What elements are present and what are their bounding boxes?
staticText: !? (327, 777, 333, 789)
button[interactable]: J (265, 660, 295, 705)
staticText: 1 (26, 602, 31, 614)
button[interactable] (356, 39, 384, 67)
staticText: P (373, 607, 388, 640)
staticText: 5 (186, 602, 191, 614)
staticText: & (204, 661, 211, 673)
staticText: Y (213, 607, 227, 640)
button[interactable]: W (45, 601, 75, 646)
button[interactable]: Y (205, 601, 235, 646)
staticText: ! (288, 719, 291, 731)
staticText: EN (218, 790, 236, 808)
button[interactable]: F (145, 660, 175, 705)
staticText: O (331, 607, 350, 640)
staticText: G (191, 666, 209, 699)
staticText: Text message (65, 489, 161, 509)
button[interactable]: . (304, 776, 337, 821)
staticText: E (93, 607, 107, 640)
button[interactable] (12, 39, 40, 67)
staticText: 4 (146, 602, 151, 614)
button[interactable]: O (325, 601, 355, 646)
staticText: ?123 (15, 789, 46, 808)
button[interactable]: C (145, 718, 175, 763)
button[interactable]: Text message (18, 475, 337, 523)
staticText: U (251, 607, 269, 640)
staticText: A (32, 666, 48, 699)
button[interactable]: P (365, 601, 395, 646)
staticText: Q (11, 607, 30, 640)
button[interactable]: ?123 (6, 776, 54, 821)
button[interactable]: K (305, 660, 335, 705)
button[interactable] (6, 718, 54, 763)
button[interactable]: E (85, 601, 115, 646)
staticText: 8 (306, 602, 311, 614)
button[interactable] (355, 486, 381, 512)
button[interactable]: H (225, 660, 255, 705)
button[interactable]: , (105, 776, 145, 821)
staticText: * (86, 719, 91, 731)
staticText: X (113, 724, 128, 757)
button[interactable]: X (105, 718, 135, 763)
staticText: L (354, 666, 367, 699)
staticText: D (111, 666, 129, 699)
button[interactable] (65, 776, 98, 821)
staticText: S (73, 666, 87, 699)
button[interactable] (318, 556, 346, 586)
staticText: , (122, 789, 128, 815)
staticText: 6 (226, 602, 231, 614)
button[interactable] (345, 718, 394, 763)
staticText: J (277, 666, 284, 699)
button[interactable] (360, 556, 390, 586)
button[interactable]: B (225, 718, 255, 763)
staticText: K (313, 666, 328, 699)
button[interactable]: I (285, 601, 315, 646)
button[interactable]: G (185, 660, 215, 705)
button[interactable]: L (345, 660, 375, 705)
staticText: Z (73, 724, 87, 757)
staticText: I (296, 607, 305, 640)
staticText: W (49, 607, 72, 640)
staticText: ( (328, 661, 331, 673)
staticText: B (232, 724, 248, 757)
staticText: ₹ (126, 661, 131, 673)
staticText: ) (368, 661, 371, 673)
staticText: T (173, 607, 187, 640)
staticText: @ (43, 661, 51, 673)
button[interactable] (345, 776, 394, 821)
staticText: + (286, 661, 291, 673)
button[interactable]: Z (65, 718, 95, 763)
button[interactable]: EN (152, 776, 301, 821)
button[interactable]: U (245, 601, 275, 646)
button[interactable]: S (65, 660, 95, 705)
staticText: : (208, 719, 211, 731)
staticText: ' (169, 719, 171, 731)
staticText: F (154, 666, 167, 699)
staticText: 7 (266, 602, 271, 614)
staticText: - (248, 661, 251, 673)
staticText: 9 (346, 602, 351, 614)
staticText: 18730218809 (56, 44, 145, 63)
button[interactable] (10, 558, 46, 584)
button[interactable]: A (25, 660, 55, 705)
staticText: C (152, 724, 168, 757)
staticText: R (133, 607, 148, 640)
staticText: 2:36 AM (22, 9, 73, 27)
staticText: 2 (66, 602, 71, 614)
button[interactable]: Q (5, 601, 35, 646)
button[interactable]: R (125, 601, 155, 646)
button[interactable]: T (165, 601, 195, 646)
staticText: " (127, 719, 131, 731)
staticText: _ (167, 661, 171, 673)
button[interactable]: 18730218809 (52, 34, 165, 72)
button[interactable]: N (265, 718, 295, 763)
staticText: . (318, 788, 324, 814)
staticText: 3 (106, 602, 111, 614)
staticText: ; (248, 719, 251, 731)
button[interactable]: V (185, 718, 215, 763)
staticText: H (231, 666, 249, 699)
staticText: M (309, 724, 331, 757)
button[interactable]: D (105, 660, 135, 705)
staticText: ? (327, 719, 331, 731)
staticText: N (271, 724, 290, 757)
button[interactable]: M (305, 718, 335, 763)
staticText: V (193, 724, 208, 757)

-*-

Render every line of the records above as a JSON list of strings, one string per line, leaving out blank lines.

[
  "What elements are present and what are their bounding boxes?",
  "staticText: !? (327, 777, 333, 789)",
  "button[interactable]: J (265, 660, 295, 705)",
  "staticText: 1 (26, 602, 31, 614)",
  "button[interactable] (356, 39, 384, 67)",
  "staticText: P (373, 607, 388, 640)",
  "staticText: 5 (186, 602, 191, 614)",
  "staticText: & (204, 661, 211, 673)",
  "staticText: Y (213, 607, 227, 640)",
  "button[interactable]: W (45, 601, 75, 646)",
  "button[interactable]: Y (205, 601, 235, 646)",
  "staticText: ! (288, 719, 291, 731)",
  "staticText: EN (218, 790, 236, 808)",
  "button[interactable]: F (145, 660, 175, 705)",
  "staticText: O (331, 607, 350, 640)",
  "staticText: G (191, 666, 209, 699)",
  "staticText: Text message (65, 489, 161, 509)",
  "button[interactable]: . (304, 776, 337, 821)",
  "staticText: E (93, 607, 107, 640)",
  "button[interactable] (12, 39, 40, 67)",
  "staticText: 4 (146, 602, 151, 614)",
  "button[interactable]: O (325, 601, 355, 646)",
  "staticText: ?123 (15, 789, 46, 808)",
  "button[interactable]: C (145, 718, 175, 763)",
  "button[interactable]: Text message (18, 475, 337, 523)",
  "staticText: U (251, 607, 269, 640)",
  "staticText: A (32, 666, 48, 699)",
  "button[interactable]: P (365, 601, 395, 646)",
  "staticText: Q (11, 607, 30, 640)",
  "button[interactable]: ?123 (6, 776, 54, 821)",
  "button[interactable]: K (305, 660, 335, 705)",
  "button[interactable] (6, 718, 54, 763)",
  "button[interactable]: E (85, 601, 115, 646)",
  "staticText: 8 (306, 602, 311, 614)",
  "button[interactable] (355, 486, 381, 512)",
  "button[interactable]: H (225, 660, 255, 705)",
  "button[interactable]: , (105, 776, 145, 821)",
  "staticText: * (86, 719, 91, 731)",
  "staticText: X (113, 724, 128, 757)",
  "button[interactable]: X (105, 718, 135, 763)",
  "staticText: L (354, 666, 367, 699)",
  "staticText: D (111, 666, 129, 699)",
  "button[interactable] (65, 776, 98, 821)",
  "staticText: S (73, 666, 87, 699)",
  "button[interactable] (318, 556, 346, 586)",
  "staticText: , (122, 789, 128, 815)",
  "staticText: 6 (226, 602, 231, 614)",
  "button[interactable] (345, 718, 394, 763)",
  "staticText: J (277, 666, 284, 699)",
  "button[interactable] (360, 556, 390, 586)",
  "button[interactable]: B (225, 718, 255, 763)",
  "staticText: K (313, 666, 328, 699)",
  "button[interactable]: I (285, 601, 315, 646)",
  "button[interactable]: G (185, 660, 215, 705)",
  "button[interactable]: L (345, 660, 375, 705)",
  "staticText: Z (73, 724, 87, 757)",
  "staticText: I (296, 607, 305, 640)",
  "staticText: W (49, 607, 72, 640)",
  "staticText: ( (328, 661, 331, 673)",
  "staticText: B (232, 724, 248, 757)",
  "staticText: ₹ (126, 661, 131, 673)",
  "staticText: ) (368, 661, 371, 673)",
  "staticText: T (173, 607, 187, 640)",
  "staticText: @ (43, 661, 51, 673)",
  "button[interactable] (345, 776, 394, 821)",
  "staticText: + (286, 661, 291, 673)",
  "button[interactable]: Z (65, 718, 95, 763)",
  "button[interactable]: EN (152, 776, 301, 821)",
  "button[interactable]: U (245, 601, 275, 646)",
  "button[interactable]: S (65, 660, 95, 705)",
  "staticText: : (208, 719, 211, 731)",
  "staticText: ' (169, 719, 171, 731)",
  "staticText: F (154, 666, 167, 699)",
  "staticText: 7 (266, 602, 271, 614)",
  "staticText: - (248, 661, 251, 673)",
  "staticText: 9 (346, 602, 351, 614)",
  "staticText: 18730218809 (56, 44, 145, 63)",
  "button[interactable] (10, 558, 46, 584)",
  "button[interactable]: A (25, 660, 55, 705)",
  "staticText: C (152, 724, 168, 757)",
  "staticText: R (133, 607, 148, 640)",
  "staticText: 2:36 AM (22, 9, 73, 27)",
  "staticText: 2 (66, 602, 71, 614)",
  "button[interactable]: Q (5, 601, 35, 646)",
  "button[interactable]: R (125, 601, 155, 646)",
  "button[interactable]: T (165, 601, 195, 646)",
  "staticText: \" (127, 719, 131, 731)",
  "staticText: _ (167, 661, 171, 673)",
  "button[interactable]: 18730218809 (52, 34, 165, 72)",
  "button[interactable]: N (265, 718, 295, 763)",
  "staticText: . (318, 788, 324, 814)",
  "staticText: 3 (106, 602, 111, 614)",
  "staticText: ; (248, 719, 251, 731)",
  "button[interactable]: V (185, 718, 215, 763)",
  "staticText: H (231, 666, 249, 699)",
  "staticText: M (309, 724, 331, 757)",
  "button[interactable]: D (105, 660, 135, 705)",
  "staticText: ? (327, 719, 331, 731)",
  "staticText: N (271, 724, 290, 757)",
  "button[interactable]: M (305, 718, 335, 763)",
  "staticText: V (193, 724, 208, 757)"
]